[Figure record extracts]
********************
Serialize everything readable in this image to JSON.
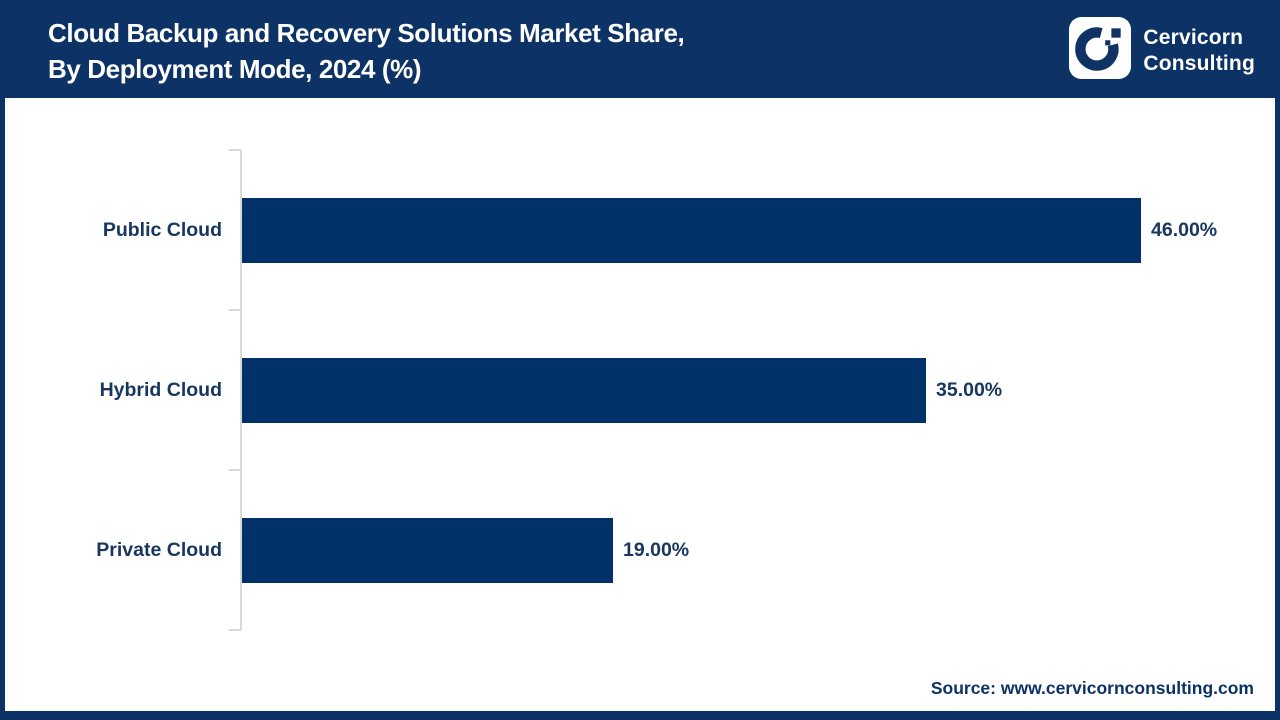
{
  "header": {
    "title_line1": "Cloud Backup and Recovery Solutions Market Share,",
    "title_line2": "By Deployment Mode, 2024 (%)",
    "logo": {
      "icon": "cervicorn-c-logo",
      "name_line1": "Cervicorn",
      "name_line2": "Consulting"
    }
  },
  "chart_data": {
    "type": "bar",
    "orientation": "horizontal",
    "title": "Cloud Backup and Recovery Solutions Market Share, By Deployment Mode, 2024 (%)",
    "categories": [
      "Public Cloud",
      "Hybrid Cloud",
      "Private Cloud"
    ],
    "values": [
      46.0,
      35.0,
      19.0
    ],
    "value_labels": [
      "46.00%",
      "35.00%",
      "19.00%"
    ],
    "xlabel": "",
    "ylabel": "",
    "xlim": [
      0,
      47.1
    ],
    "grid": false,
    "legend": "none",
    "bar_color": "#003269"
  },
  "footer": {
    "source": "Source: www.cervicornconsulting.com"
  },
  "colors": {
    "header_bg": "#0d3266",
    "frame_border": "#0d3266",
    "bar": "#003269",
    "label_text": "#17375e",
    "axis_line": "#d9d9d9",
    "title_text": "#ffffff",
    "background": "#ffffff"
  }
}
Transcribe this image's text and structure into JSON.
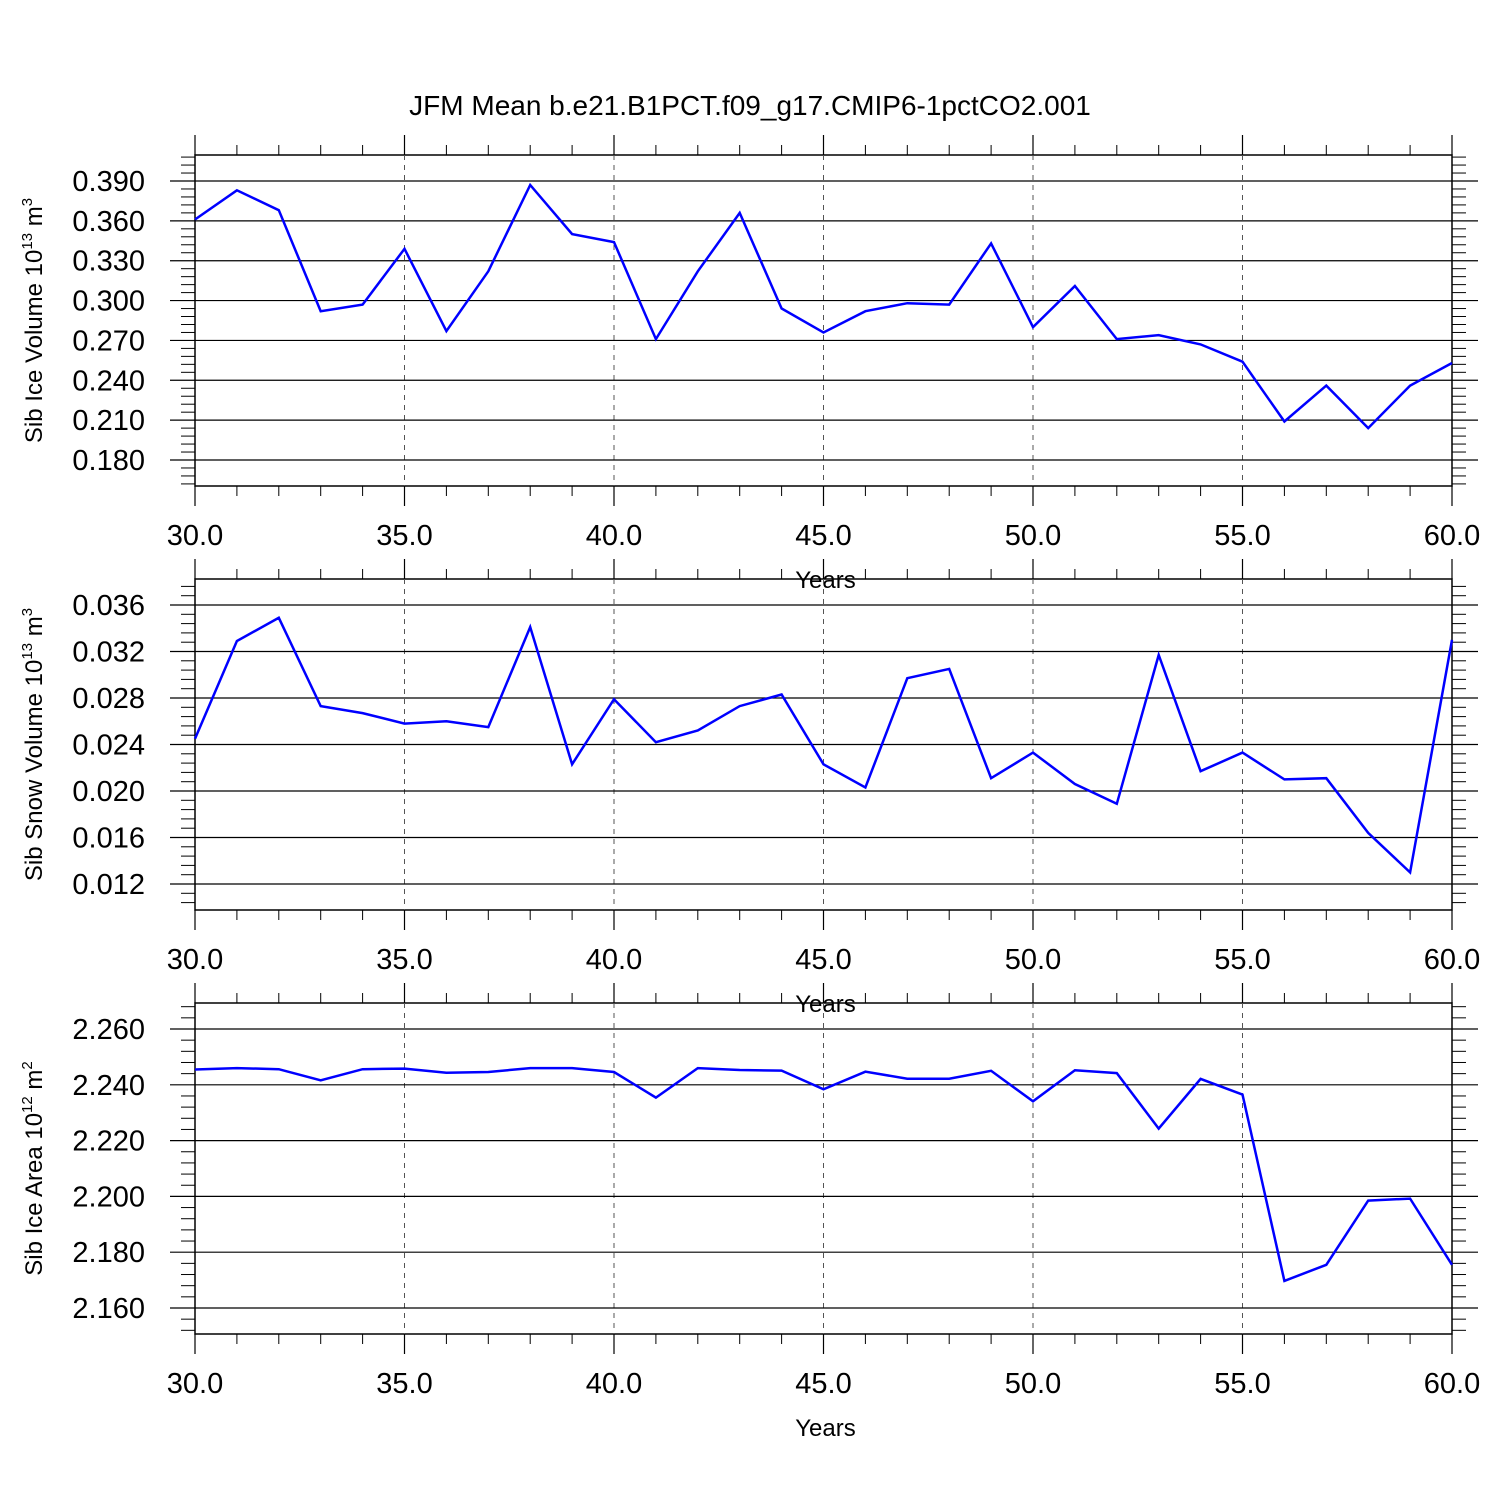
{
  "title": "JFM Mean b.e21.B1PCT.f09_g17.CMIP6-1pctCO2.001",
  "chart_data": [
    {
      "type": "line",
      "xlabel": "Years",
      "ylabel_main": "Sib Ice Volume 10",
      "ylabel_exp": "13",
      "ylabel_unit": " m",
      "ylabel_unit_exp": "3",
      "xlim": [
        30,
        60
      ],
      "ylim": [
        0.18,
        0.39
      ],
      "yticks": [
        0.18,
        0.21,
        0.24,
        0.27,
        0.3,
        0.33,
        0.36,
        0.39
      ],
      "ytick_labels": [
        "0.180",
        "0.210",
        "0.240",
        "0.270",
        "0.300",
        "0.330",
        "0.360",
        "0.390"
      ],
      "xticks": [
        30,
        35,
        40,
        45,
        50,
        55,
        60
      ],
      "xtick_labels": [
        "30.0",
        "35.0",
        "40.0",
        "45.0",
        "50.0",
        "55.0",
        "60.0"
      ],
      "grid": "vertical dashed at major x ticks",
      "color": "#0000ff",
      "x": [
        30,
        31,
        32,
        33,
        34,
        35,
        36,
        37,
        38,
        39,
        40,
        41,
        42,
        43,
        44,
        45,
        46,
        47,
        48,
        49,
        50,
        51,
        52,
        53,
        54,
        55,
        56,
        57,
        58,
        59,
        60
      ],
      "values": [
        0.361,
        0.383,
        0.368,
        0.292,
        0.297,
        0.339,
        0.277,
        0.322,
        0.387,
        0.35,
        0.344,
        0.271,
        0.322,
        0.366,
        0.294,
        0.276,
        0.292,
        0.298,
        0.297,
        0.343,
        0.28,
        0.311,
        0.271,
        0.274,
        0.267,
        0.254,
        0.209,
        0.236,
        0.204,
        0.236,
        0.253
      ]
    },
    {
      "type": "line",
      "xlabel": "Years",
      "ylabel_main": "Sib Snow Volume 10",
      "ylabel_exp": "13",
      "ylabel_unit": " m",
      "ylabel_unit_exp": "3",
      "xlim": [
        30,
        60
      ],
      "ylim": [
        0.012,
        0.036
      ],
      "yticks": [
        0.012,
        0.016,
        0.02,
        0.024,
        0.028,
        0.032,
        0.036
      ],
      "ytick_labels": [
        "0.012",
        "0.016",
        "0.020",
        "0.024",
        "0.028",
        "0.032",
        "0.036"
      ],
      "xticks": [
        30,
        35,
        40,
        45,
        50,
        55,
        60
      ],
      "xtick_labels": [
        "30.0",
        "35.0",
        "40.0",
        "45.0",
        "50.0",
        "55.0",
        "60.0"
      ],
      "grid": "vertical dashed at major x ticks",
      "color": "#0000ff",
      "x": [
        30,
        31,
        32,
        33,
        34,
        35,
        36,
        37,
        38,
        39,
        40,
        41,
        42,
        43,
        44,
        45,
        46,
        47,
        48,
        49,
        50,
        51,
        52,
        53,
        54,
        55,
        56,
        57,
        58,
        59,
        60
      ],
      "values": [
        0.0245,
        0.0329,
        0.0349,
        0.0273,
        0.0267,
        0.0258,
        0.026,
        0.0255,
        0.0341,
        0.0223,
        0.0279,
        0.0242,
        0.0252,
        0.0273,
        0.0283,
        0.0223,
        0.0203,
        0.0297,
        0.0305,
        0.0211,
        0.0233,
        0.0206,
        0.0189,
        0.0317,
        0.0217,
        0.0233,
        0.021,
        0.0211,
        0.0164,
        0.013,
        0.033
      ]
    },
    {
      "type": "line",
      "xlabel": "Years",
      "ylabel_main": "Sib Ice Area 10",
      "ylabel_exp": "12",
      "ylabel_unit": " m",
      "ylabel_unit_exp": "2",
      "xlim": [
        30,
        60
      ],
      "ylim": [
        2.16,
        2.26
      ],
      "yticks": [
        2.16,
        2.18,
        2.2,
        2.22,
        2.24,
        2.26
      ],
      "ytick_labels": [
        "2.160",
        "2.180",
        "2.200",
        "2.220",
        "2.240",
        "2.260"
      ],
      "xticks": [
        30,
        35,
        40,
        45,
        50,
        55,
        60
      ],
      "xtick_labels": [
        "30.0",
        "35.0",
        "40.0",
        "45.0",
        "50.0",
        "55.0",
        "60.0"
      ],
      "grid": "vertical dashed at major x ticks",
      "color": "#0000ff",
      "x": [
        30,
        31,
        32,
        33,
        34,
        35,
        36,
        37,
        38,
        39,
        40,
        41,
        42,
        43,
        44,
        45,
        46,
        47,
        48,
        49,
        50,
        51,
        52,
        53,
        54,
        55,
        56,
        57,
        58,
        59,
        60
      ],
      "values": [
        2.2455,
        2.246,
        2.2456,
        2.2416,
        2.2456,
        2.2458,
        2.2443,
        2.2446,
        2.246,
        2.246,
        2.2446,
        2.2354,
        2.246,
        2.2453,
        2.2451,
        2.2384,
        2.2447,
        2.2422,
        2.2422,
        2.245,
        2.2341,
        2.2452,
        2.2442,
        2.2243,
        2.2421,
        2.2365,
        2.1697,
        2.1755,
        2.1985,
        2.1992,
        2.1755
      ]
    }
  ]
}
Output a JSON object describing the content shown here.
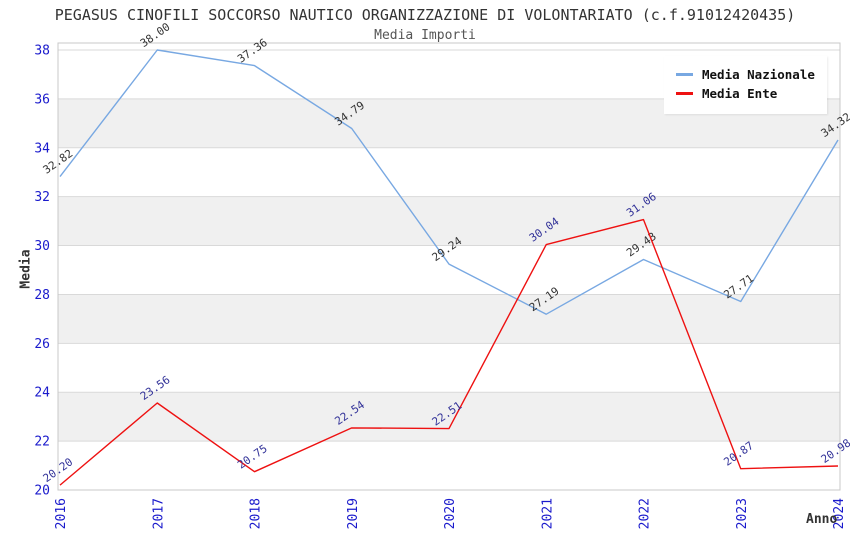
{
  "header": {
    "title": "PEGASUS CINOFILI SOCCORSO NAUTICO ORGANIZZAZIONE DI VOLONTARIATO (c.f.91012420435)",
    "subtitle": "Media Importi"
  },
  "chart_data": {
    "type": "line",
    "title": "PEGASUS CINOFILI SOCCORSO NAUTICO ORGANIZZAZIONE DI VOLONTARIATO (c.f.91012420435)",
    "subtitle": "Media Importi",
    "xlabel": "Anno",
    "ylabel": "Media",
    "x": [
      2016,
      2017,
      2018,
      2019,
      2020,
      2021,
      2022,
      2023,
      2024
    ],
    "series": [
      {
        "name": "Media Nazionale",
        "color": "#78a8e2",
        "label_color": "#333333",
        "values": [
          32.82,
          38.0,
          37.36,
          34.79,
          29.24,
          27.19,
          29.43,
          27.71,
          34.32
        ]
      },
      {
        "name": "Media Ente",
        "color": "#ee1111",
        "label_color": "#333399",
        "values": [
          20.2,
          23.56,
          20.75,
          22.54,
          22.51,
          30.04,
          31.06,
          20.87,
          20.98
        ]
      }
    ],
    "ylim": [
      20,
      38
    ],
    "ytick_step": 2,
    "grid": true,
    "legend_position": "top-right",
    "colors": {
      "band_fill": "#f0f0f0",
      "grid_line": "#d9d9d9",
      "plot_border": "#c8c8c8",
      "tick_label": "#1a1acc"
    }
  }
}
********************
**Required task:**
Locate the lines above that hold the word "JSON". Show every one of them.

**Written response:**
Serialize everything readable in this image to JSON.
Transcribe this image's text and structure into JSON.
Output a JSON object describing the content shown here.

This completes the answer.